[Data provided]
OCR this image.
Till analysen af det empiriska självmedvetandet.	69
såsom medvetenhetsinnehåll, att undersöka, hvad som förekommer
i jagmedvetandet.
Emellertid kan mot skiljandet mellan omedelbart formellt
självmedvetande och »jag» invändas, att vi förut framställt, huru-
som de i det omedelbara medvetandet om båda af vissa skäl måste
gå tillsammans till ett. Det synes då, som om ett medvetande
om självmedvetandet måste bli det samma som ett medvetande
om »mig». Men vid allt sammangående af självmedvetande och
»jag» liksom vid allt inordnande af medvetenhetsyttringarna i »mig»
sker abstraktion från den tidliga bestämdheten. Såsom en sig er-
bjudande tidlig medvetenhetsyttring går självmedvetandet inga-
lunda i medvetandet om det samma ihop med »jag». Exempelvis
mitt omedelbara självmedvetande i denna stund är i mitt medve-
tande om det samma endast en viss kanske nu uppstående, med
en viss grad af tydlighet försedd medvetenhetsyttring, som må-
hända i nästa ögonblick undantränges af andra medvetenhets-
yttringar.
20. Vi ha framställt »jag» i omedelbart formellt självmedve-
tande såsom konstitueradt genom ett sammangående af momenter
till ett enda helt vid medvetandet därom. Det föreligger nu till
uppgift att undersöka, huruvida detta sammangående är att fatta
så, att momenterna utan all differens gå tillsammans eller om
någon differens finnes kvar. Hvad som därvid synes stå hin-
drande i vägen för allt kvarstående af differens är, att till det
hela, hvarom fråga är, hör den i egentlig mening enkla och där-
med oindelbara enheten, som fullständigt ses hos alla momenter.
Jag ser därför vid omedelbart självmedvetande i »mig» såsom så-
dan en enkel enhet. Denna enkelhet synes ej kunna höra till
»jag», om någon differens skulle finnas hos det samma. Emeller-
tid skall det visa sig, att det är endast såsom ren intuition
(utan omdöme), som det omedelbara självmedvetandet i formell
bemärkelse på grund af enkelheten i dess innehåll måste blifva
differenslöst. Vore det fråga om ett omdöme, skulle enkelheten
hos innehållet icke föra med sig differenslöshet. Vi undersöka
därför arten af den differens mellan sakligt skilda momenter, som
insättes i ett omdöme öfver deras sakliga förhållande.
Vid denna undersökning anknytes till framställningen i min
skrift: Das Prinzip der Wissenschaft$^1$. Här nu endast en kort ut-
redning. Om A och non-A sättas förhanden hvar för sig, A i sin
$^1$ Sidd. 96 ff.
[/Data provided]
Directions for this task: Every line of the entries above that holds "sammangående" should be copied out.

Written answer:
om »mig». Men vid allt sammangående af självmedvetande och
tande såsom konstitueradt genom ett sammangående af momenter
uppgift att undersöka, huruvida detta sammangående är att fatta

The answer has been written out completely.